▶ WHAT YOU ARE ASKED TO DO: Return all the data, word for word.

▶ MATERIAL FOR THE TASK:
----------------

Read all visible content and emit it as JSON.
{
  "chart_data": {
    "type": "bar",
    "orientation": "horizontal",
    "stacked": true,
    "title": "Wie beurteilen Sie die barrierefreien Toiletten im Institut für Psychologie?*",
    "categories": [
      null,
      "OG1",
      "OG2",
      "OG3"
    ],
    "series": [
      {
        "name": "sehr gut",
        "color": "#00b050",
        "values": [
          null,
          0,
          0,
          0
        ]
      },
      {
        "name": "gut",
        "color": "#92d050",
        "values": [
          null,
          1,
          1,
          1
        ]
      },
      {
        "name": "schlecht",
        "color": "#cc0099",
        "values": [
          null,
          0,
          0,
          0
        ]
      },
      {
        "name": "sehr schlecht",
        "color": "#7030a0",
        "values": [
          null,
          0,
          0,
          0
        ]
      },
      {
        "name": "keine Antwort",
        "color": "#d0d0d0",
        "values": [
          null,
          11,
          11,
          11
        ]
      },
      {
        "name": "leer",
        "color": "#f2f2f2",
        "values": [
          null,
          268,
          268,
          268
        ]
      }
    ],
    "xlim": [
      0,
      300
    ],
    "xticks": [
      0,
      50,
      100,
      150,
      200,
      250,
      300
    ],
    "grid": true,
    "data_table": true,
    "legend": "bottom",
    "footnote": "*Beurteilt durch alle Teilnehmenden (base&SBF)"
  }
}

----------------

▶ RESPONSE TO THE EXERCISE:
Read all visible content and emit it as JSON.
{
  "chart_data": {
    "type": "bar",
    "orientation": "horizontal",
    "stacked": true,
    "title": "Wie beurteilen Sie die barrierefreien Toiletten im Institut für Psychologie?*",
    "categories": [
      null,
      "OG1",
      "OG2",
      "OG3"
    ],
    "series": [
      {
        "name": "sehr gut",
        "color": "#00b050",
        "values": [
          null,
          0,
          0,
          0
        ]
      },
      {
        "name": "gut",
        "color": "#92d050",
        "values": [
          null,
          1,
          1,
          1
        ]
      },
      {
        "name": "schlecht",
        "color": "#cc0099",
        "values": [
          null,
          0,
          0,
          0
        ]
      },
      {
        "name": "sehr schlecht",
        "color": "#7030a0",
        "values": [
          null,
          0,
          0,
          0
        ]
      },
      {
        "name": "keine Antwort",
        "color": "#d0d0d0",
        "values": [
          null,
          11,
          11,
          11
        ]
      },
      {
        "name": "leer",
        "color": "#f2f2f2",
        "values": [
          null,
          268,
          268,
          268
        ]
      }
    ],
    "xlim": [
      0,
      300
    ],
    "xticks": [
      0,
      50,
      100,
      150,
      200,
      250,
      300
    ],
    "grid": true,
    "data_table": true,
    "legend": "bottom",
    "footnote": "*Beurteilt durch alle Teilnehmenden (base&SBF)"
  }
}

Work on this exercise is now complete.